> AIM OF THE EXERCISE: The lines to transcribe begin with the one containing "Read this page and output its text content." and end with the last line below; reproduce them exactly, without the pictures.

[Stored records]
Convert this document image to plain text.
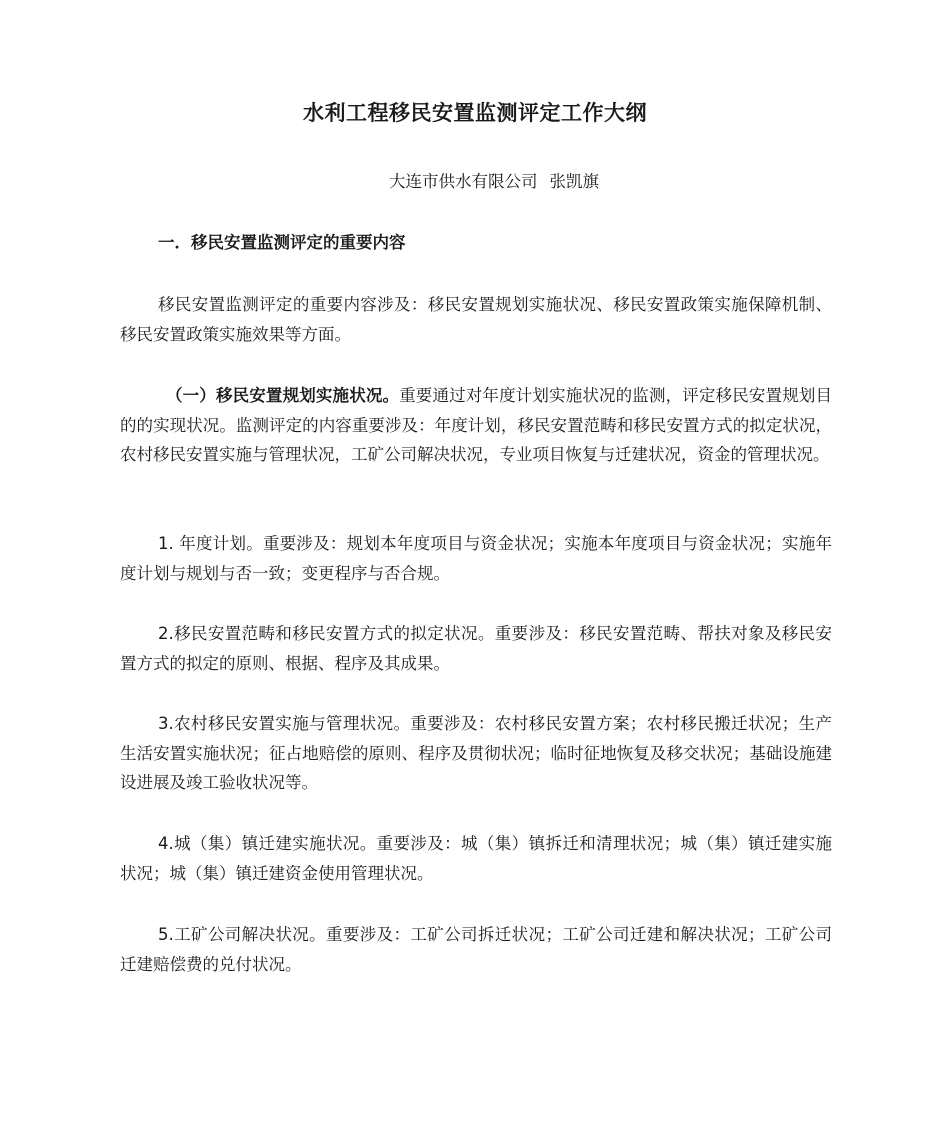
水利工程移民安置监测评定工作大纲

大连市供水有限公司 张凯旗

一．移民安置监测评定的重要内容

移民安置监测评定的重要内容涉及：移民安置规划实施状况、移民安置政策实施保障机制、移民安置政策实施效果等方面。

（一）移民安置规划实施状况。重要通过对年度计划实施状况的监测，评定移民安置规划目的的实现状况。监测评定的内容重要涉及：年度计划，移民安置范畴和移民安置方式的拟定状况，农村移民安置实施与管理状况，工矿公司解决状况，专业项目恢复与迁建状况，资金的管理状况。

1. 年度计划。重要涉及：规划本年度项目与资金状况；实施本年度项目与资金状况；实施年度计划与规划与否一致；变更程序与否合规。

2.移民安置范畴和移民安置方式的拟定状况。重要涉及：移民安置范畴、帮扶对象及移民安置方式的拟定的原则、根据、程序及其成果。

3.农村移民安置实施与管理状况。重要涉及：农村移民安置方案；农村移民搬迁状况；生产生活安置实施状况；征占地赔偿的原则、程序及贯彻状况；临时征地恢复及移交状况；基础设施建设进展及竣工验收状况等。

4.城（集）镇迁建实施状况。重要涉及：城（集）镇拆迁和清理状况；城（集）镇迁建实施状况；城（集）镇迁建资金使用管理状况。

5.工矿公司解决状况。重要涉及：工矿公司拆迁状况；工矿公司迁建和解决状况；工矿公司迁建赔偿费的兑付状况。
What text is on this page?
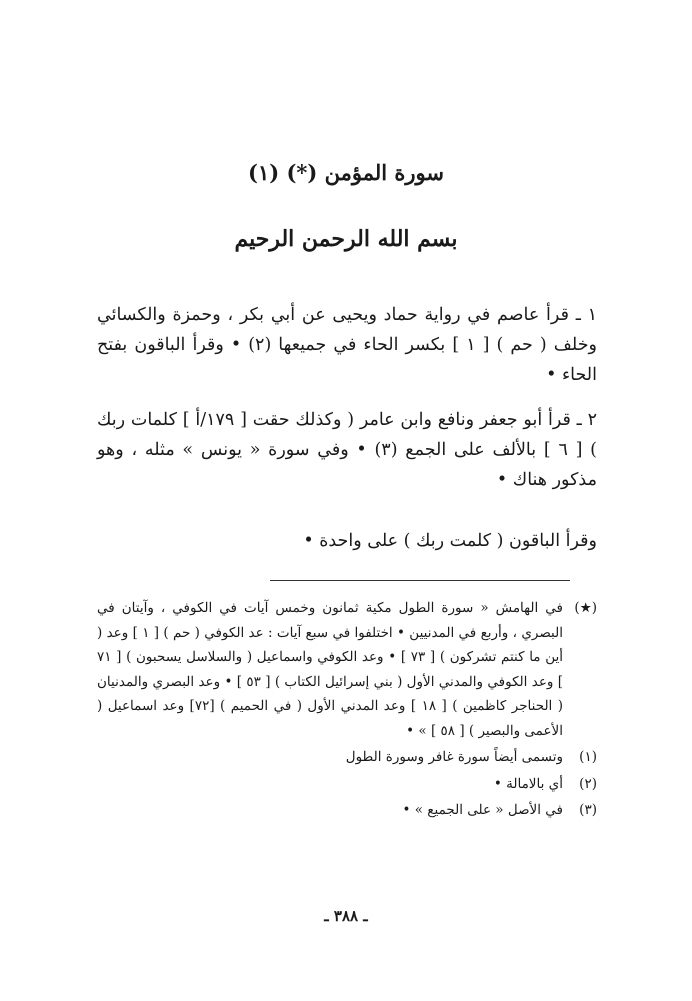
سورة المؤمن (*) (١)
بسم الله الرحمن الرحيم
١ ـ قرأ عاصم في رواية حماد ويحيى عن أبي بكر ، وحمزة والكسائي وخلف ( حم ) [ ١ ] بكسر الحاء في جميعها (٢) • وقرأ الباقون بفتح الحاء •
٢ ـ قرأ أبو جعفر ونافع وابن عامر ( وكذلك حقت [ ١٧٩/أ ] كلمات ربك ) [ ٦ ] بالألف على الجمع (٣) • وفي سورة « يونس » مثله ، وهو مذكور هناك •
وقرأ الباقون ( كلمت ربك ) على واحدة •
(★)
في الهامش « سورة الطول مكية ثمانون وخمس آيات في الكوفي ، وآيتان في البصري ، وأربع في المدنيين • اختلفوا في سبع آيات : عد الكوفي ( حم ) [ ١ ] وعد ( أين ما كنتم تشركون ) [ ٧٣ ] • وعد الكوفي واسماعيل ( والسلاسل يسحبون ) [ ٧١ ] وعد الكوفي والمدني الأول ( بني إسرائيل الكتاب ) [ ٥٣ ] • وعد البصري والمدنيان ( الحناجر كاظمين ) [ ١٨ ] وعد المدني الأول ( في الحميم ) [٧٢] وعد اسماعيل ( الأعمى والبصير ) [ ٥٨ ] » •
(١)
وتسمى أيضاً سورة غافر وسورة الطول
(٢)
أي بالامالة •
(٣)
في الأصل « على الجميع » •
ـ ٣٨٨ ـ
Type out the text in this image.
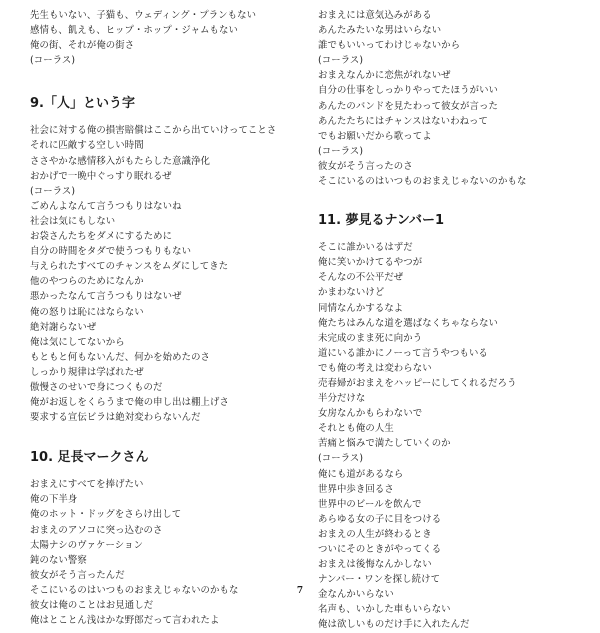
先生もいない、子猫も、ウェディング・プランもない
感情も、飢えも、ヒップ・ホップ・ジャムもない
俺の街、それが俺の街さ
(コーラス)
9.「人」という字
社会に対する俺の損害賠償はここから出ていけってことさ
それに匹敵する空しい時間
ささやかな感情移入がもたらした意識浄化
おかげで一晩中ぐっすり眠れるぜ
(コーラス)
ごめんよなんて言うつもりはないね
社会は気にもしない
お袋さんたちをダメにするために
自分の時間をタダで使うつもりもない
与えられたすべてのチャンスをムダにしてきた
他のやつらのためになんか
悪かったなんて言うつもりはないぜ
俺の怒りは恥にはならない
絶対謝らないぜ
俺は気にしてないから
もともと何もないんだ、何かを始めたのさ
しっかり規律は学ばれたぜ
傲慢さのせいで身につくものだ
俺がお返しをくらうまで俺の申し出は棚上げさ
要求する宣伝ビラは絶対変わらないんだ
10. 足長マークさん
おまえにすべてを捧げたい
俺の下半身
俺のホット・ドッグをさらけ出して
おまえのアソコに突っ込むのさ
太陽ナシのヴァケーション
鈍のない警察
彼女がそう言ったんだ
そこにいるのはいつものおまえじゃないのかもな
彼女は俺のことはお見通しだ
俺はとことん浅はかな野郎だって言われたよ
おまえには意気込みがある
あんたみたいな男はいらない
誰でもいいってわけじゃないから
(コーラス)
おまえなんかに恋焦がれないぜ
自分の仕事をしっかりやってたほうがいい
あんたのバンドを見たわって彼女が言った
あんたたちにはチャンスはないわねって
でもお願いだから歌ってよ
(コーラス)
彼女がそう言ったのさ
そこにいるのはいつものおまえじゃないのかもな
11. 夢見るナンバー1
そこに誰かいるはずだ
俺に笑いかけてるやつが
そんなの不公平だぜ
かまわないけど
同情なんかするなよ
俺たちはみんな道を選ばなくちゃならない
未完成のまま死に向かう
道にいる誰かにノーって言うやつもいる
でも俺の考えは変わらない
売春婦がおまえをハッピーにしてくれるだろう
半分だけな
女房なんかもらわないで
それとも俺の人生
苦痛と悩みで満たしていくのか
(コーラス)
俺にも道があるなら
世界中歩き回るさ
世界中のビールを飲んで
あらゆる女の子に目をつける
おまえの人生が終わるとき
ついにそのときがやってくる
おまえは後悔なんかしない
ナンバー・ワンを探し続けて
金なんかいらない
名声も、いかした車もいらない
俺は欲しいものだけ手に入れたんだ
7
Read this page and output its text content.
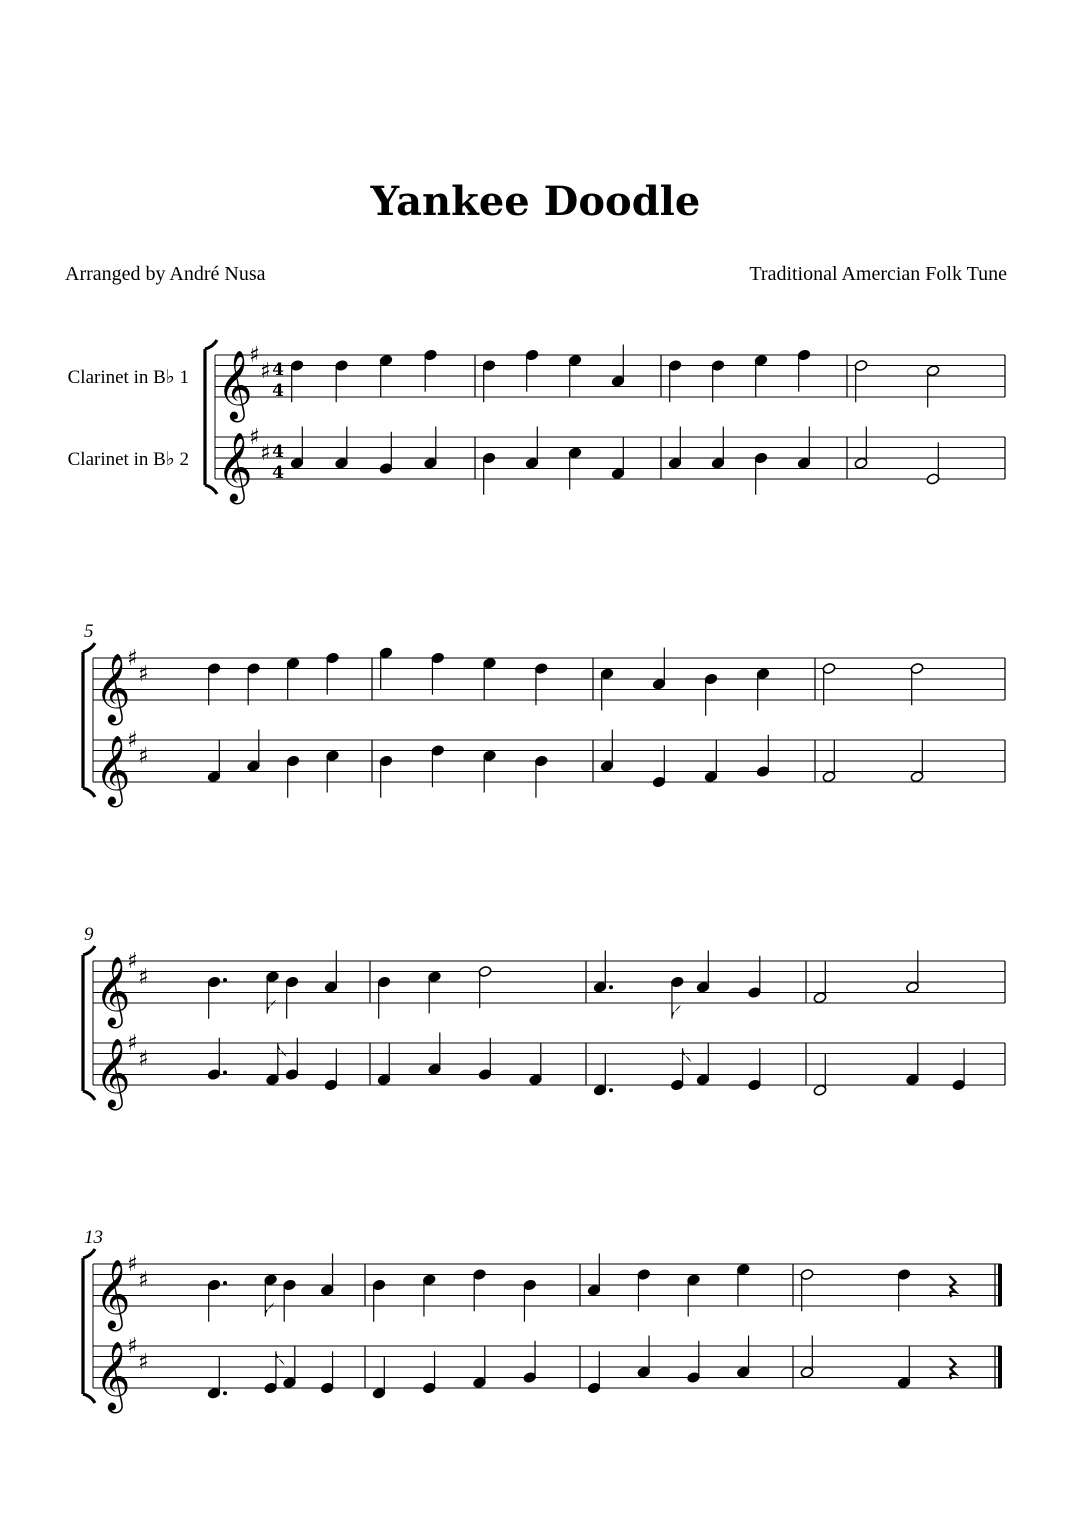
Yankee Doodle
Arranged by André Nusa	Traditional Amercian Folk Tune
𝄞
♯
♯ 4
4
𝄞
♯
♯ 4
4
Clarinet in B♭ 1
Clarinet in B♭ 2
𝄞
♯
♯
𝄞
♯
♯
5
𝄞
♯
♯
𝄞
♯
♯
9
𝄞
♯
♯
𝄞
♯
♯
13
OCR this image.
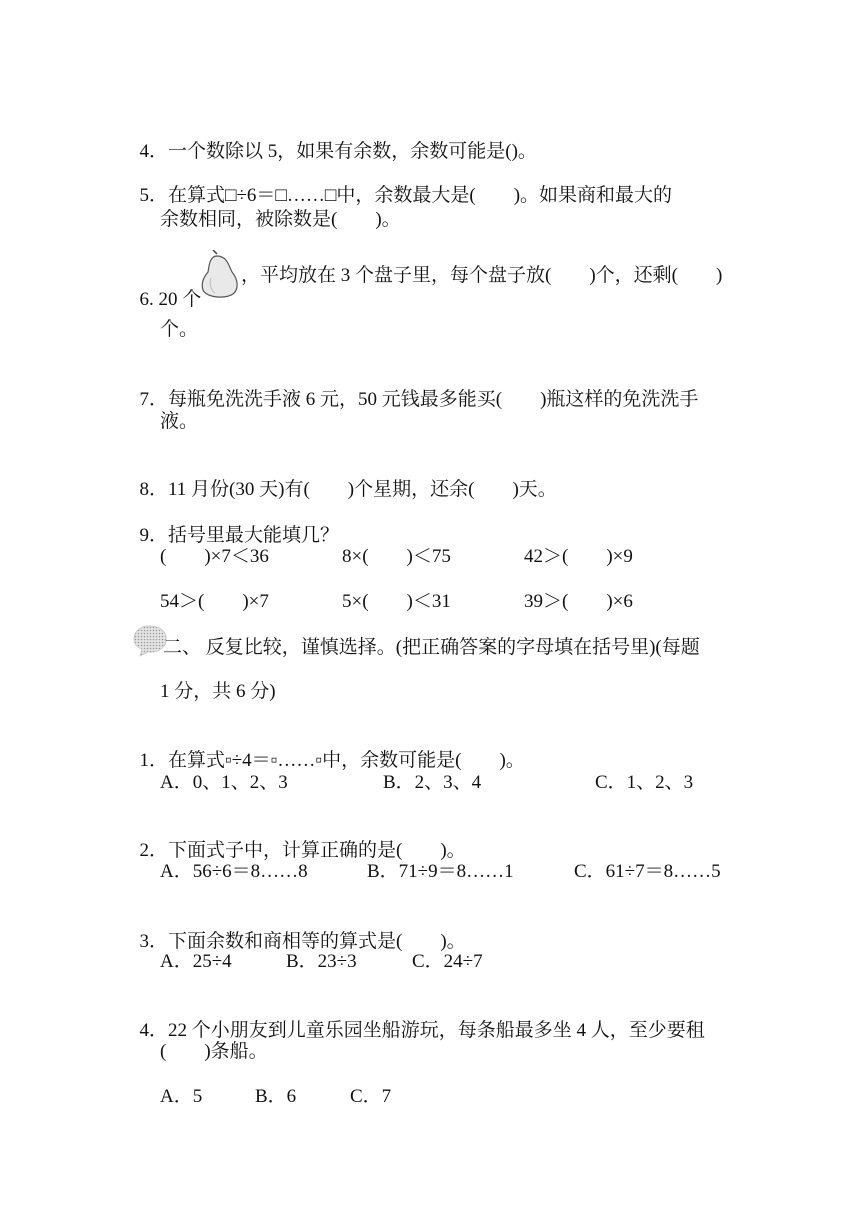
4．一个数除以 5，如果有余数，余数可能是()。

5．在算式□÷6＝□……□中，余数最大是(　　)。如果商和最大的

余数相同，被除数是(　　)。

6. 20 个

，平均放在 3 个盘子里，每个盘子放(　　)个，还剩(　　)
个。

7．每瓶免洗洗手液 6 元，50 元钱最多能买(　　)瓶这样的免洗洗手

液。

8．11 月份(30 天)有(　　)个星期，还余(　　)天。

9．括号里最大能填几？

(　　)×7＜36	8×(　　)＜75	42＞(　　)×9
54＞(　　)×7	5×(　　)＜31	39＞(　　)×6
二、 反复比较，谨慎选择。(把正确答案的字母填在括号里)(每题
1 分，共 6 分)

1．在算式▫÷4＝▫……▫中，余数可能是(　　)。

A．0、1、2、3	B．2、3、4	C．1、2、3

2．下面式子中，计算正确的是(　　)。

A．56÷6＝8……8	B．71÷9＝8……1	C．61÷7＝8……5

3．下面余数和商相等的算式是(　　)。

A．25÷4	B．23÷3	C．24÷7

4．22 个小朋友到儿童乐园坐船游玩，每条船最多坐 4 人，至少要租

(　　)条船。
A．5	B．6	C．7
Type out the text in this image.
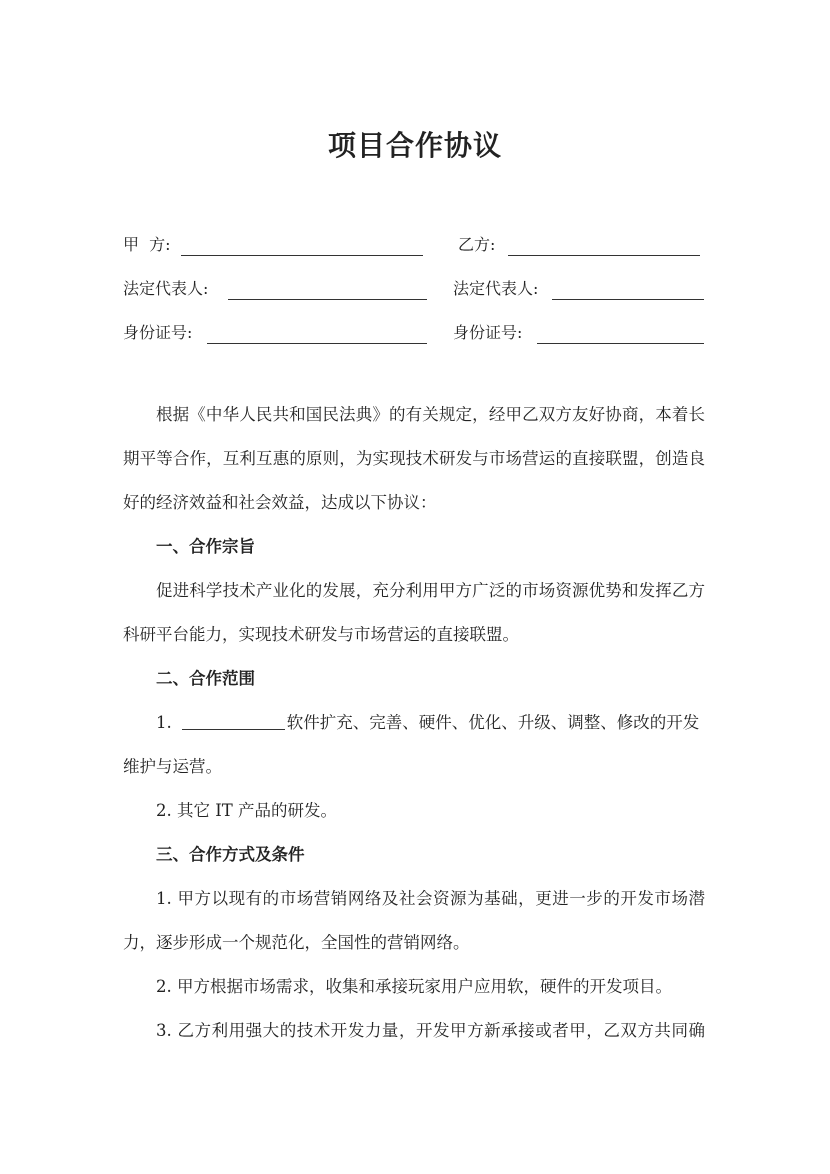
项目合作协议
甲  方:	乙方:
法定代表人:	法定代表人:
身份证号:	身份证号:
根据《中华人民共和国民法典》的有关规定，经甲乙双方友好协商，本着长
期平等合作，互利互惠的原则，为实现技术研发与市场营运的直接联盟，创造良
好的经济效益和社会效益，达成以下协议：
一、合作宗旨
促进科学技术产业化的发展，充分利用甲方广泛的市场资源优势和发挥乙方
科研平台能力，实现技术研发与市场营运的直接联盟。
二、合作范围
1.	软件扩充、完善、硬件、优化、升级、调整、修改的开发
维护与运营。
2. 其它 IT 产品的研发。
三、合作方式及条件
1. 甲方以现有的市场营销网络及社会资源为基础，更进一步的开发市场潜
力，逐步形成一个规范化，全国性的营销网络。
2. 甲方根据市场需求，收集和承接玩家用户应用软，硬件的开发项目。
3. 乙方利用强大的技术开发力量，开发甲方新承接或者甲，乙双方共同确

> OUTPUT BELOW:
Read this page and output its text content.
Yankee Doodle
Arranged by André Nusa	Traditional Amercian Folk Tune
𝄞
♯
♯ 4
4
𝄞
♯
♯ 4
4
Clarinet in B♭ 1
Clarinet in B♭ 2
𝄞
♯
♯
𝄞
♯
♯
5
𝄞
♯
♯
𝄞
♯
♯
9
𝄞
♯
♯
𝄞
♯
♯
13
OCR this image.
4．一个数除以 5，如果有余数，余数可能是()。

5．在算式□÷6＝□……□中，余数最大是(　　)。如果商和最大的

余数相同，被除数是(　　)。

6. 20 个

，平均放在 3 个盘子里，每个盘子放(　　)个，还剩(　　)
个。

7．每瓶免洗洗手液 6 元，50 元钱最多能买(　　)瓶这样的免洗洗手

液。

8．11 月份(30 天)有(　　)个星期，还余(　　)天。

9．括号里最大能填几？

(　　)×7＜36	8×(　　)＜75	42＞(　　)×9
54＞(　　)×7	5×(　　)＜31	39＞(　　)×6
二、 反复比较，谨慎选择。(把正确答案的字母填在括号里)(每题
1 分，共 6 分)

1．在算式▫÷4＝▫……▫中，余数可能是(　　)。

A．0、1、2、3	B．2、3、4	C．1、2、3

2．下面式子中，计算正确的是(　　)。

A．56÷6＝8……8	B．71÷9＝8……1	C．61÷7＝8……5

3．下面余数和商相等的算式是(　　)。

A．25÷4	B．23÷3	C．24÷7

4．22 个小朋友到儿童乐园坐船游玩，每条船最多坐 4 人，至少要租

(　　)条船。
A．5	B．6	C．7
Type out the text in this image.
项目合作协议
甲  方:	乙方:
法定代表人:	法定代表人:
身份证号:	身份证号:
根据《中华人民共和国民法典》的有关规定，经甲乙双方友好协商，本着长
期平等合作，互利互惠的原则，为实现技术研发与市场营运的直接联盟，创造良
好的经济效益和社会效益，达成以下协议：
一、合作宗旨
促进科学技术产业化的发展，充分利用甲方广泛的市场资源优势和发挥乙方
科研平台能力，实现技术研发与市场营运的直接联盟。
二、合作范围
1.	软件扩充、完善、硬件、优化、升级、调整、修改的开发
维护与运营。
2. 其它 IT 产品的研发。
三、合作方式及条件
1. 甲方以现有的市场营销网络及社会资源为基础，更进一步的开发市场潜
力，逐步形成一个规范化，全国性的营销网络。
2. 甲方根据市场需求，收集和承接玩家用户应用软，硬件的开发项目。
3. 乙方利用强大的技术开发力量，开发甲方新承接或者甲，乙双方共同确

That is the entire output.